* **MATERIAL FOR THIS EXERCISE**
⟨

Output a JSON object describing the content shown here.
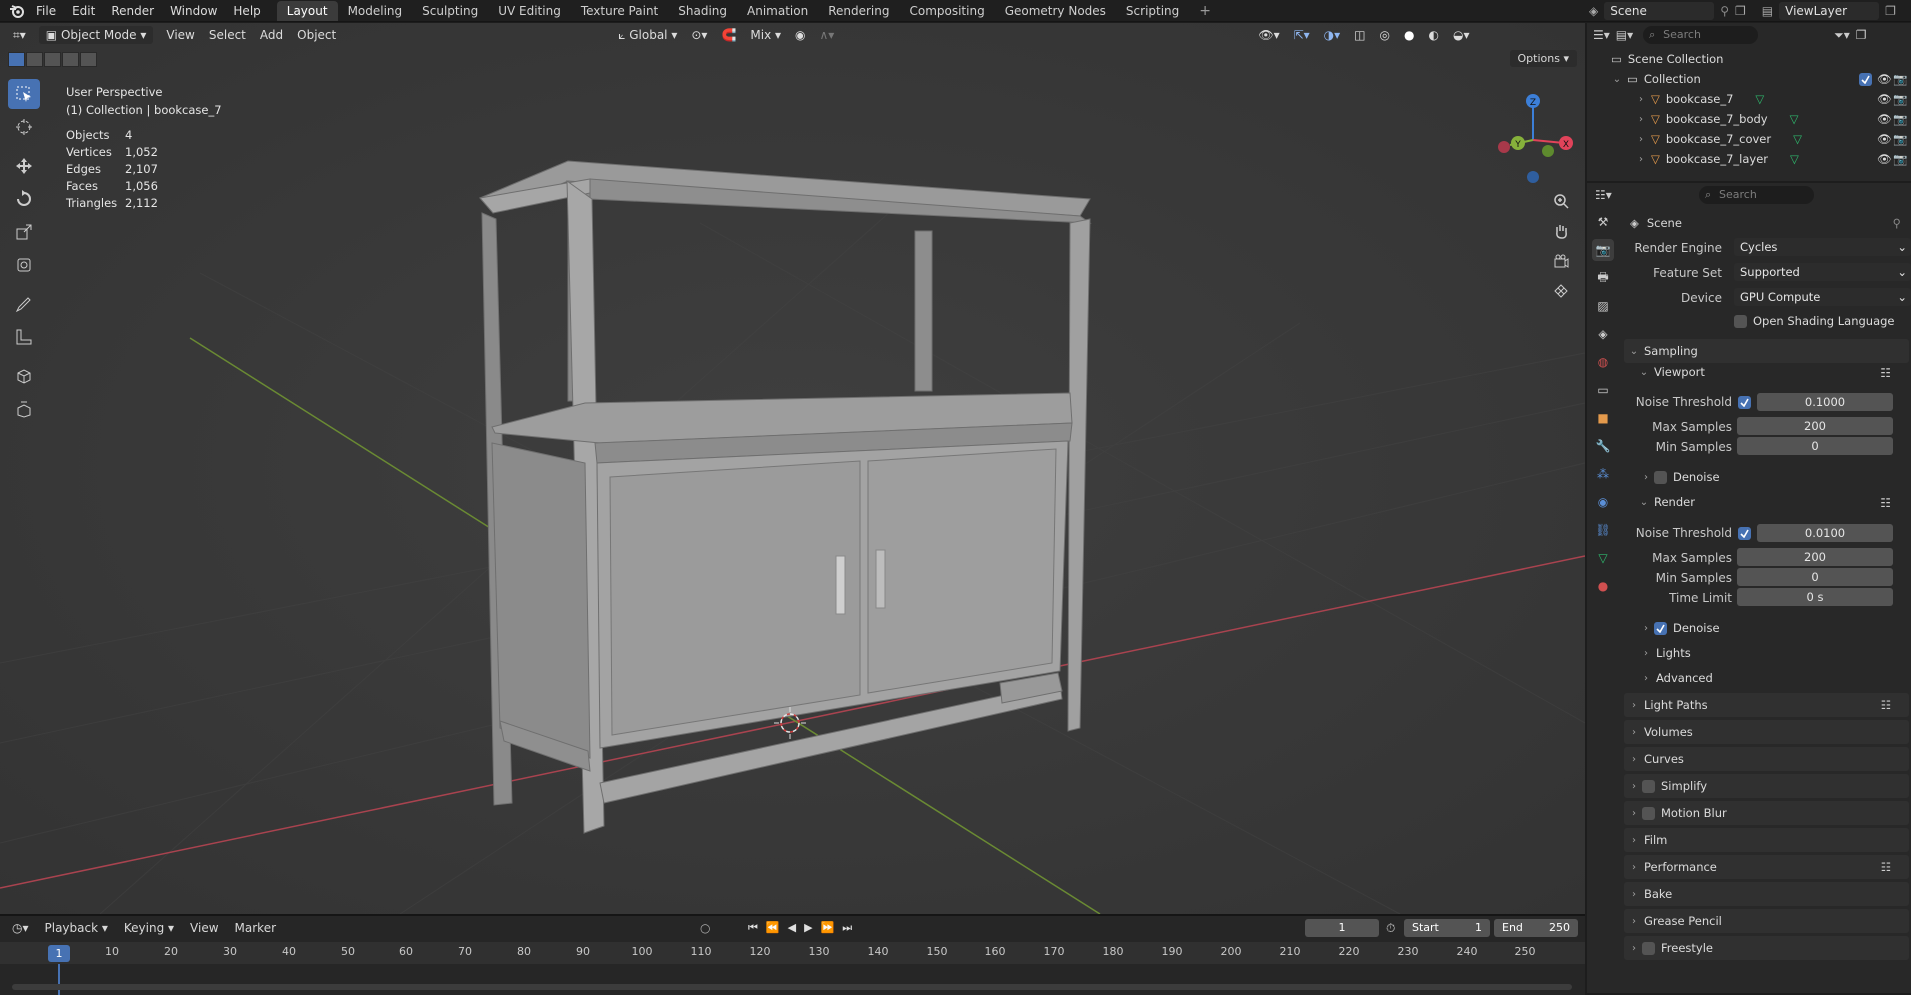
{
  "menu": [
    "File",
    "Edit",
    "Render",
    "Window",
    "Help"
  ],
  "workspaces": [
    "Layout",
    "Modeling",
    "Sculpting",
    "UV Editing",
    "Texture Paint",
    "Shading",
    "Animation",
    "Rendering",
    "Compositing",
    "Geometry Nodes",
    "Scripting"
  ],
  "active_workspace": "Layout",
  "scene_name": "Scene",
  "view_layer": "ViewLayer",
  "viewport": {
    "mode": "Object Mode",
    "menus": [
      "View",
      "Select",
      "Add",
      "Object"
    ],
    "orientation": "Global",
    "snap_mode": "Mix",
    "options_label": "Options",
    "title": "User Perspective",
    "context": "(1) Collection | bookcase_7",
    "stats": [
      {
        "k": "Objects",
        "v": "4"
      },
      {
        "k": "Vertices",
        "v": "1,052"
      },
      {
        "k": "Edges",
        "v": "2,107"
      },
      {
        "k": "Faces",
        "v": "1,056"
      },
      {
        "k": "Triangles",
        "v": "2,112"
      }
    ],
    "gizmo": {
      "x": "X",
      "y": "Y",
      "z": "Z"
    }
  },
  "timeline": {
    "menus": [
      "Playback",
      "Keying",
      "View",
      "Marker"
    ],
    "current_frame": "1",
    "start_label": "Start",
    "start": "1",
    "end_label": "End",
    "end": "250",
    "ticks": [
      "10",
      "20",
      "30",
      "40",
      "50",
      "60",
      "70",
      "80",
      "90",
      "100",
      "110",
      "120",
      "130",
      "140",
      "150",
      "160",
      "170",
      "180",
      "190",
      "200",
      "210",
      "220",
      "230",
      "240",
      "250"
    ]
  },
  "outliner": {
    "search_placeholder": "Search",
    "scene_collection": "Scene Collection",
    "collection": "Collection",
    "objects": [
      "bookcase_7",
      "bookcase_7_body",
      "bookcase_7_cover",
      "bookcase_7_layer"
    ]
  },
  "properties": {
    "search_placeholder": "Search",
    "context": "Scene",
    "render_engine_label": "Render Engine",
    "render_engine": "Cycles",
    "feature_set_label": "Feature Set",
    "feature_set": "Supported",
    "device_label": "Device",
    "device": "GPU Compute",
    "osl_label": "Open Shading Language",
    "sampling": "Sampling",
    "viewport_sub": "Viewport",
    "noise_threshold_label": "Noise Threshold",
    "vp_noise_threshold": "0.1000",
    "max_samples_label": "Max Samples",
    "vp_max_samples": "200",
    "min_samples_label": "Min Samples",
    "vp_min_samples": "0",
    "denoise_label": "Denoise",
    "render_sub": "Render",
    "r_noise_threshold": "0.0100",
    "r_max_samples": "200",
    "r_min_samples": "0",
    "time_limit_label": "Time Limit",
    "r_time_limit": "0 s",
    "lights": "Lights",
    "advanced": "Advanced",
    "sections": [
      "Light Paths",
      "Volumes",
      "Curves",
      "Simplify",
      "Motion Blur",
      "Film",
      "Performance",
      "Bake",
      "Grease Pencil",
      "Freestyle"
    ]
  },
  "colors": {
    "accent": "#4772b3",
    "x_axis": "#e1435a",
    "y_axis": "#86b13b",
    "z_axis": "#3c7fd8"
  }
}
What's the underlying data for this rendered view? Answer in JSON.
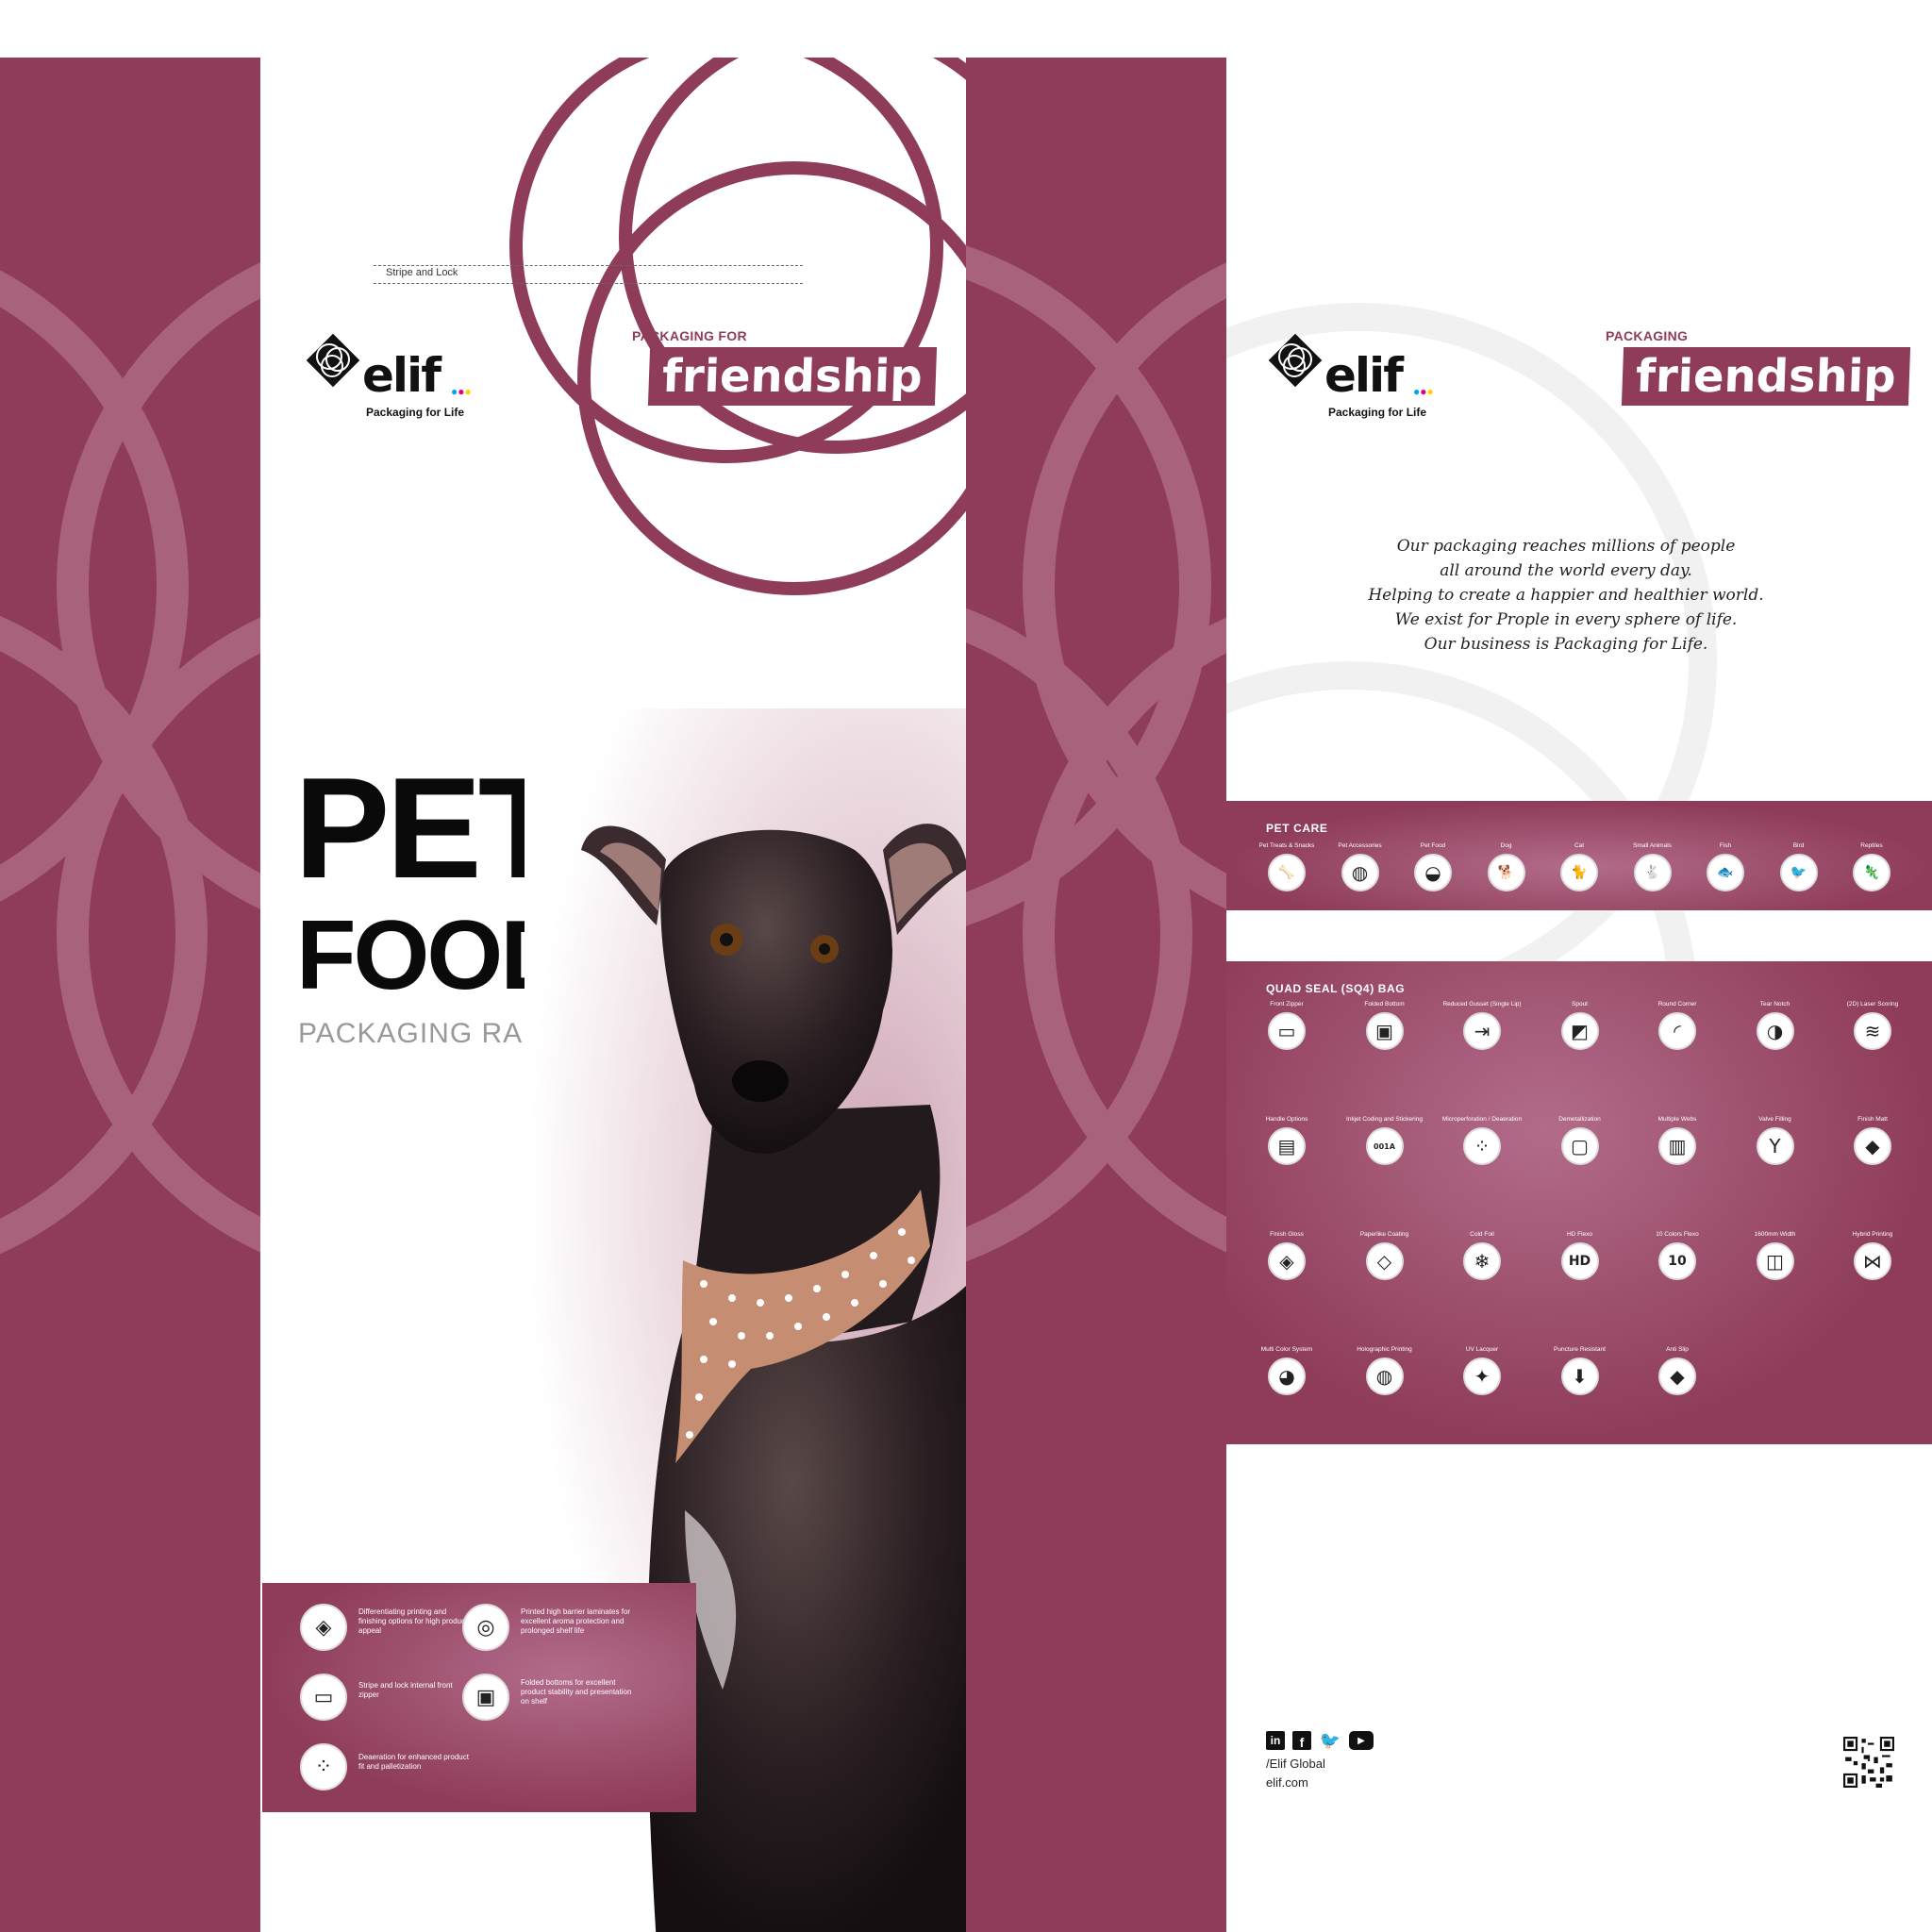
{
  "colors": {
    "maroon": "#8e3c5a",
    "maroon_light": "#b06a86",
    "white": "#ffffff",
    "black": "#111111"
  },
  "front": {
    "stripe_label": "Stripe and Lock",
    "logo": {
      "name": "elif",
      "tagline": "Packaging for Life"
    },
    "packaging_for": "PACKAGING FOR",
    "friendship": "friendship",
    "title_line1": "PET",
    "title_line2": "FOOD",
    "subtitle": "PACKAGING RANGE",
    "features": [
      {
        "icon": "print-finish-icon",
        "glyph": "◈",
        "text": "Differentiating printing and finishing options for high product appeal"
      },
      {
        "icon": "barrier-laminate-icon",
        "glyph": "◎",
        "text": "Printed high barrier laminates for excellent aroma protection and prolonged shelf life"
      },
      {
        "icon": "zipper-icon",
        "glyph": "▭",
        "text": "Stripe and lock internal front zipper"
      },
      {
        "icon": "folded-bottom-icon",
        "glyph": "▣",
        "text": "Folded bottoms for excellent product stability and presentation on shelf"
      },
      {
        "icon": "deaeration-icon",
        "glyph": "⁘",
        "text": "Deaeration for enhanced product fit and palletization"
      }
    ]
  },
  "back": {
    "logo": {
      "name": "elif",
      "tagline": "Packaging for Life"
    },
    "packaging": "PACKAGING",
    "friendship": "friendship",
    "mission_lines": [
      "Our packaging reaches millions of people",
      "all around the world every day.",
      "Helping to create a happier and healthier world.",
      "We exist for Prople in every sphere of life.",
      "Our business is Packaging for Life."
    ],
    "pet_care": {
      "title": "PET CARE",
      "items": [
        {
          "label": "Pet Treats & Snacks",
          "icon": "bone-icon",
          "glyph": "🦴"
        },
        {
          "label": "Pet Accessories",
          "icon": "collar-icon",
          "glyph": "◍"
        },
        {
          "label": "Pet Food",
          "icon": "food-bowl-icon",
          "glyph": "◒"
        },
        {
          "label": "Dog",
          "icon": "dog-icon",
          "glyph": "🐕"
        },
        {
          "label": "Cat",
          "icon": "cat-icon",
          "glyph": "🐈"
        },
        {
          "label": "Small Animals",
          "icon": "rabbit-icon",
          "glyph": "🐇"
        },
        {
          "label": "Fish",
          "icon": "fish-icon",
          "glyph": "🐟"
        },
        {
          "label": "Bird",
          "icon": "bird-icon",
          "glyph": "🐦"
        },
        {
          "label": "Reptiles",
          "icon": "lizard-icon",
          "glyph": "🦎"
        }
      ]
    },
    "quad_seal": {
      "title": "QUAD SEAL (SQ4) BAG",
      "items": [
        {
          "label": "Front Zipper",
          "icon": "zipper-icon",
          "glyph": "▭"
        },
        {
          "label": "Folded Bottom",
          "icon": "folded-bottom-icon",
          "glyph": "▣"
        },
        {
          "label": "Reduced Gusset (Single Lip)",
          "icon": "gusset-icon",
          "glyph": "⇥"
        },
        {
          "label": "Spout",
          "icon": "spout-icon",
          "glyph": "◩"
        },
        {
          "label": "Round Corner",
          "icon": "round-corner-icon",
          "glyph": "◜"
        },
        {
          "label": "Tear Notch",
          "icon": "tear-notch-icon",
          "glyph": "◑"
        },
        {
          "label": "(2D) Laser Scoring",
          "icon": "laser-scoring-icon",
          "glyph": "≋"
        },
        {
          "label": "Handle Options",
          "icon": "handle-icon",
          "glyph": "▤"
        },
        {
          "label": "Inkjet Coding and Stickering",
          "icon": "inkjet-coding-icon",
          "glyph": "001A"
        },
        {
          "label": "Microperforation / Deaeration",
          "icon": "microperforation-icon",
          "glyph": "⁘"
        },
        {
          "label": "Demetallization",
          "icon": "demetallization-icon",
          "glyph": "▢"
        },
        {
          "label": "Multiple Webs",
          "icon": "multiple-webs-icon",
          "glyph": "▥"
        },
        {
          "label": "Valve Filling",
          "icon": "valve-filling-icon",
          "glyph": "Y"
        },
        {
          "label": "Finish Matt",
          "icon": "finish-matt-icon",
          "glyph": "◆"
        },
        {
          "label": "Finish Gloss",
          "icon": "finish-gloss-icon",
          "glyph": "◈"
        },
        {
          "label": "Paperlike Coating",
          "icon": "paperlike-coating-icon",
          "glyph": "◇"
        },
        {
          "label": "Cold Foil",
          "icon": "cold-foil-icon",
          "glyph": "❄"
        },
        {
          "label": "HD Flexo",
          "icon": "hd-flexo-icon",
          "glyph": "HD"
        },
        {
          "label": "10 Colors Flexo",
          "icon": "ten-colors-icon",
          "glyph": "10"
        },
        {
          "label": "1600mm Width",
          "icon": "width-roll-icon",
          "glyph": "◫"
        },
        {
          "label": "Hybrid Printing",
          "icon": "hybrid-printing-icon",
          "glyph": "⋈"
        },
        {
          "label": "Multi Color System",
          "icon": "palette-icon",
          "glyph": "◕"
        },
        {
          "label": "Holographic Printing",
          "icon": "holographic-icon",
          "glyph": "◍"
        },
        {
          "label": "UV Lacquer",
          "icon": "uv-lacquer-icon",
          "glyph": "✦"
        },
        {
          "label": "Puncture Resistant",
          "icon": "puncture-icon",
          "glyph": "⬇"
        },
        {
          "label": "Anti Slip",
          "icon": "anti-slip-icon",
          "glyph": "◆"
        }
      ]
    },
    "social_handle": "/Elif Global",
    "website": "elif.com"
  }
}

⟩

Return only those lines of the records that contain the string "Shading".

    "Shading",
    "osl_label": "Open Shading Language",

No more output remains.